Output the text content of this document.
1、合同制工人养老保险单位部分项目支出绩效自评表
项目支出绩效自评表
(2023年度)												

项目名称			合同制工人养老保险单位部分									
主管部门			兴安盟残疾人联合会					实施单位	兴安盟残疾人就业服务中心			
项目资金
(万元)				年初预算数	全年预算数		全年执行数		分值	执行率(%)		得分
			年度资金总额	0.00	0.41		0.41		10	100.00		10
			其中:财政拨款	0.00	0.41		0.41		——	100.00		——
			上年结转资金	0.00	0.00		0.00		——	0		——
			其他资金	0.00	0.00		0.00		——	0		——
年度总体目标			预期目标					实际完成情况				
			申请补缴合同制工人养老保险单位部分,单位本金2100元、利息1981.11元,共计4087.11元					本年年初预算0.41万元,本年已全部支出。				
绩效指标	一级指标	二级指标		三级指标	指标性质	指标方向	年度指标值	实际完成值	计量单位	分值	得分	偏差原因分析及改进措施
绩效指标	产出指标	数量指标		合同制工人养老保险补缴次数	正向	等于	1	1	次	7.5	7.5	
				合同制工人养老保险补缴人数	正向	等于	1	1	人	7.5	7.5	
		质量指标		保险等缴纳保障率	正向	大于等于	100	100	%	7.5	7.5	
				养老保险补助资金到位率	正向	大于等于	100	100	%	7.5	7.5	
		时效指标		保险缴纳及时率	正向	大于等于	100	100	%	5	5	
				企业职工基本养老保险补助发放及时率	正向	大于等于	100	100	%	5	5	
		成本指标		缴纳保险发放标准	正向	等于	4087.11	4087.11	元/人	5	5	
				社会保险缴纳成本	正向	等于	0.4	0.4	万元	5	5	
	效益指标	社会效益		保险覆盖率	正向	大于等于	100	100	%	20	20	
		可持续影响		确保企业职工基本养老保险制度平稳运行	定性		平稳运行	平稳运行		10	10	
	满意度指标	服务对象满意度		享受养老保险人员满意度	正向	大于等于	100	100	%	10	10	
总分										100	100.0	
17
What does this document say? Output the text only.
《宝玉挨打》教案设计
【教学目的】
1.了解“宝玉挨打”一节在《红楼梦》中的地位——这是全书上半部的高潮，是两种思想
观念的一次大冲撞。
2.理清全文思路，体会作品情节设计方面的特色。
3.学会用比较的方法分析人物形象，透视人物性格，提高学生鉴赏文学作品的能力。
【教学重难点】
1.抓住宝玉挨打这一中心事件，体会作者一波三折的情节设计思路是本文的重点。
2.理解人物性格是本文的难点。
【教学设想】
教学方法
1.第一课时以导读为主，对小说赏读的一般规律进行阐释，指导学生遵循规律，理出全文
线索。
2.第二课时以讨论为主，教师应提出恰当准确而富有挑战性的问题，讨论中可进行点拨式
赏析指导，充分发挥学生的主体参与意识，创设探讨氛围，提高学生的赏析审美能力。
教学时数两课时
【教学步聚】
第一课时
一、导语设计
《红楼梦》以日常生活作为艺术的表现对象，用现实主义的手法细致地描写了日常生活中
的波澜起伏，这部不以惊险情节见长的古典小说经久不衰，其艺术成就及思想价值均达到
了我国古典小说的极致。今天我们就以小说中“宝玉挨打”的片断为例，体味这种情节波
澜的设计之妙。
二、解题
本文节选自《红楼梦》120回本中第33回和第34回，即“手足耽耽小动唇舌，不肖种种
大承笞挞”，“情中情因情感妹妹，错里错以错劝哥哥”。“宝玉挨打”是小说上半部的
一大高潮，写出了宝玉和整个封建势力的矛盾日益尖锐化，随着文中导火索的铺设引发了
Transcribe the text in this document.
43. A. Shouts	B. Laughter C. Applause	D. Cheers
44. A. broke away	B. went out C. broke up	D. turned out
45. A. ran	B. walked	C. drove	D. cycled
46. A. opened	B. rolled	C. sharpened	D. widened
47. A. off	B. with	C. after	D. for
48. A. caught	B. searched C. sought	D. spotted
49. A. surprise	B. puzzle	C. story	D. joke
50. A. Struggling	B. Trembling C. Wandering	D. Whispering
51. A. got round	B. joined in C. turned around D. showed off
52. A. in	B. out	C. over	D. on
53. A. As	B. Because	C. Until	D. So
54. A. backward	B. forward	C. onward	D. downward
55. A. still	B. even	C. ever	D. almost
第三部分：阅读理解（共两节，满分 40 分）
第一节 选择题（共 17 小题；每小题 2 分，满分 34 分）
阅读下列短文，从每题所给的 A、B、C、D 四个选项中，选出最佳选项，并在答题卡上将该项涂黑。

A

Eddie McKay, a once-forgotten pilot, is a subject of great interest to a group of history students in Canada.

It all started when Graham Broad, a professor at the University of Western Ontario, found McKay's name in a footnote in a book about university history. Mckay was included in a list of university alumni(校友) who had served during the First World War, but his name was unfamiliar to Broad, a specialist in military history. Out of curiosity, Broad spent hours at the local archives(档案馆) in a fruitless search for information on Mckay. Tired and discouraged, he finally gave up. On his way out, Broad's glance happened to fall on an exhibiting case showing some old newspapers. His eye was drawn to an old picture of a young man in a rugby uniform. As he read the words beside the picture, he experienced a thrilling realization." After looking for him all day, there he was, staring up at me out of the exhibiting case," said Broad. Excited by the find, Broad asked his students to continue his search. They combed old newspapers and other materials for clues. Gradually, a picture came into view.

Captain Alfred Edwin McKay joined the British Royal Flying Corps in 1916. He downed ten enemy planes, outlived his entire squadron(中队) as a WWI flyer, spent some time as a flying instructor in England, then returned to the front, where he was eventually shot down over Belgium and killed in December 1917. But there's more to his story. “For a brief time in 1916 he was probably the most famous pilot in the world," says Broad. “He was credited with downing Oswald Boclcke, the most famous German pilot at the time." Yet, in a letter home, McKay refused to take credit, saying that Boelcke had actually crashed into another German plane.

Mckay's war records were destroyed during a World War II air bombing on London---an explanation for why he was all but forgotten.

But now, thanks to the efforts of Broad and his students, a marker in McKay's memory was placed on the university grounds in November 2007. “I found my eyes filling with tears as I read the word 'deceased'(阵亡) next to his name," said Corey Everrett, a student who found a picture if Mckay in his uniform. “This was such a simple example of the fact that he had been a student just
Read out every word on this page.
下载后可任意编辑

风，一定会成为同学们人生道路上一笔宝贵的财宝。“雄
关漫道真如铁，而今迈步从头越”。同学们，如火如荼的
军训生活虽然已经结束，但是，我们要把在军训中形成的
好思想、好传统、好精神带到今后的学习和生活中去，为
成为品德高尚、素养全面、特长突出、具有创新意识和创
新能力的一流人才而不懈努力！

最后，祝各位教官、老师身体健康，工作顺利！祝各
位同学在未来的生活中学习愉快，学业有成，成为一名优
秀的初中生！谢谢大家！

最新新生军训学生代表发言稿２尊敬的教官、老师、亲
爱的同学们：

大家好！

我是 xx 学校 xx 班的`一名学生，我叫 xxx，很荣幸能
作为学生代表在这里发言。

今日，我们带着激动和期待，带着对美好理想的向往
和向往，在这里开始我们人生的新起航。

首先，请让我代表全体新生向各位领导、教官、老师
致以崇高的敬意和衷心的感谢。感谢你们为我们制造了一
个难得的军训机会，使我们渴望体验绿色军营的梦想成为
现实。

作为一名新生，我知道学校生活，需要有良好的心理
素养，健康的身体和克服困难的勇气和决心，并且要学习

=-=-=

What you need to do: Copy out the data shown above without altering anything.

Answer for this exercise:
Output the text content of this document.
1、合同制工人养老保险单位部分项目支出绩效自评表
项目支出绩效自评表
(2023年度)												

项目名称			合同制工人养老保险单位部分									
主管部门			兴安盟残疾人联合会					实施单位	兴安盟残疾人就业服务中心			
项目资金
(万元)				年初预算数	全年预算数		全年执行数		分值	执行率(%)		得分
			年度资金总额	0.00	0.41		0.41		10	100.00		10
			其中:财政拨款	0.00	0.41		0.41		——	100.00		——
			上年结转资金	0.00	0.00		0.00		——	0		——
			其他资金	0.00	0.00		0.00		——	0		——
年度总体目标			预期目标					实际完成情况				
			申请补缴合同制工人养老保险单位部分,单位本金2100元、利息1981.11元,共计4087.11元					本年年初预算0.41万元,本年已全部支出。				
绩效指标	一级指标	二级指标		三级指标	指标性质	指标方向	年度指标值	实际完成值	计量单位	分值	得分	偏差原因分析及改进措施
绩效指标	产出指标	数量指标		合同制工人养老保险补缴次数	正向	等于	1	1	次	7.5	7.5	
				合同制工人养老保险补缴人数	正向	等于	1	1	人	7.5	7.5	
		质量指标		保险等缴纳保障率	正向	大于等于	100	100	%	7.5	7.5	
				养老保险补助资金到位率	正向	大于等于	100	100	%	7.5	7.5	
		时效指标		保险缴纳及时率	正向	大于等于	100	100	%	5	5	
				企业职工基本养老保险补助发放及时率	正向	大于等于	100	100	%	5	5	
		成本指标		缴纳保险发放标准	正向	等于	4087.11	4087.11	元/人	5	5	
				社会保险缴纳成本	正向	等于	0.4	0.4	万元	5	5	
	效益指标	社会效益		保险覆盖率	正向	大于等于	100	100	%	20	20	
		可持续影响		确保企业职工基本养老保险制度平稳运行	定性		平稳运行	平稳运行		10	10	
	满意度指标	服务对象满意度		享受养老保险人员满意度	正向	大于等于	100	100	%	10	10	
总分										100	100.0	
17
What does this document say? Output the text only.
《宝玉挨打》教案设计
【教学目的】
1.了解“宝玉挨打”一节在《红楼梦》中的地位——这是全书上半部的高潮，是两种思想
观念的一次大冲撞。
2.理清全文思路，体会作品情节设计方面的特色。
3.学会用比较的方法分析人物形象，透视人物性格，提高学生鉴赏文学作品的能力。
【教学重难点】
1.抓住宝玉挨打这一中心事件，体会作者一波三折的情节设计思路是本文的重点。
2.理解人物性格是本文的难点。
【教学设想】
教学方法
1.第一课时以导读为主，对小说赏读的一般规律进行阐释，指导学生遵循规律，理出全文
线索。
2.第二课时以讨论为主，教师应提出恰当准确而富有挑战性的问题，讨论中可进行点拨式
赏析指导，充分发挥学生的主体参与意识，创设探讨氛围，提高学生的赏析审美能力。
教学时数两课时
【教学步聚】
第一课时
一、导语设计
《红楼梦》以日常生活作为艺术的表现对象，用现实主义的手法细致地描写了日常生活中
的波澜起伏，这部不以惊险情节见长的古典小说经久不衰，其艺术成就及思想价值均达到
了我国古典小说的极致。今天我们就以小说中“宝玉挨打”的片断为例，体味这种情节波
澜的设计之妙。
二、解题
本文节选自《红楼梦》120回本中第33回和第34回，即“手足耽耽小动唇舌，不肖种种
大承笞挞”，“情中情因情感妹妹，错里错以错劝哥哥”。“宝玉挨打”是小说上半部的
一大高潮，写出了宝玉和整个封建势力的矛盾日益尖锐化，随着文中导火索的铺设引发了
Transcribe the text in this document.
43. A. Shouts	B. Laughter C. Applause	D. Cheers
44. A. broke away	B. went out C. broke up	D. turned out
45. A. ran	B. walked	C. drove	D. cycled
46. A. opened	B. rolled	C. sharpened	D. widened
47. A. off	B. with	C. after	D. for
48. A. caught	B. searched C. sought	D. spotted
49. A. surprise	B. puzzle	C. story	D. joke
50. A. Struggling	B. Trembling C. Wandering	D. Whispering
51. A. got round	B. joined in C. turned around D. showed off
52. A. in	B. out	C. over	D. on
53. A. As	B. Because	C. Until	D. So
54. A. backward	B. forward	C. onward	D. downward
55. A. still	B. even	C. ever	D. almost
第三部分：阅读理解（共两节，满分 40 分）
第一节 选择题（共 17 小题；每小题 2 分，满分 34 分）
阅读下列短文，从每题所给的 A、B、C、D 四个选项中，选出最佳选项，并在答题卡上将该项涂黑。

A

Eddie McKay, a once-forgotten pilot, is a subject of great interest to a group of history students in Canada.

It all started when Graham Broad, a professor at the University of Western Ontario, found McKay's name in a footnote in a book about university history. Mckay was included in a list of university alumni(校友) who had served during the First World War, but his name was unfamiliar to Broad, a specialist in military history. Out of curiosity, Broad spent hours at the local archives(档案馆) in a fruitless search for information on Mckay. Tired and discouraged, he finally gave up. On his way out, Broad's glance happened to fall on an exhibiting case showing some old newspapers. His eye was drawn to an old picture of a young man in a rugby uniform. As he read the words beside the picture, he experienced a thrilling realization." After looking for him all day, there he was, staring up at me out of the exhibiting case," said Broad. Excited by the find, Broad asked his students to continue his search. They combed old newspapers and other materials for clues. Gradually, a picture came into view.

Captain Alfred Edwin McKay joined the British Royal Flying Corps in 1916. He downed ten enemy planes, outlived his entire squadron(中队) as a WWI flyer, spent some time as a flying instructor in England, then returned to the front, where he was eventually shot down over Belgium and killed in December 1917. But there's more to his story. “For a brief time in 1916 he was probably the most famous pilot in the world," says Broad. “He was credited with downing Oswald Boclcke, the most famous German pilot at the time." Yet, in a letter home, McKay refused to take credit, saying that Boelcke had actually crashed into another German plane.

Mckay's war records were destroyed during a World War II air bombing on London---an explanation for why he was all but forgotten.

But now, thanks to the efforts of Broad and his students, a marker in McKay's memory was placed on the university grounds in November 2007. “I found my eyes filling with tears as I read the word 'deceased'(阵亡) next to his name," said Corey Everrett, a student who found a picture if Mckay in his uniform. “This was such a simple example of the fact that he had been a student just
Read out every word on this page.
下载后可任意编辑

风，一定会成为同学们人生道路上一笔宝贵的财宝。“雄
关漫道真如铁，而今迈步从头越”。同学们，如火如荼的
军训生活虽然已经结束，但是，我们要把在军训中形成的
好思想、好传统、好精神带到今后的学习和生活中去，为
成为品德高尚、素养全面、特长突出、具有创新意识和创
新能力的一流人才而不懈努力！

最后，祝各位教官、老师身体健康，工作顺利！祝各
位同学在未来的生活中学习愉快，学业有成，成为一名优
秀的初中生！谢谢大家！

最新新生军训学生代表发言稿２尊敬的教官、老师、亲
爱的同学们：

大家好！

我是 xx 学校 xx 班的`一名学生，我叫 xxx，很荣幸能
作为学生代表在这里发言。

今日，我们带着激动和期待，带着对美好理想的向往
和向往，在这里开始我们人生的新起航。

首先，请让我代表全体新生向各位领导、教官、老师
致以崇高的敬意和衷心的感谢。感谢你们为我们制造了一
个难得的军训机会，使我们渴望体验绿色军营的梦想成为
现实。

作为一名新生，我知道学校生活，需要有良好的心理
素养，健康的身体和克服困难的勇气和决心，并且要学习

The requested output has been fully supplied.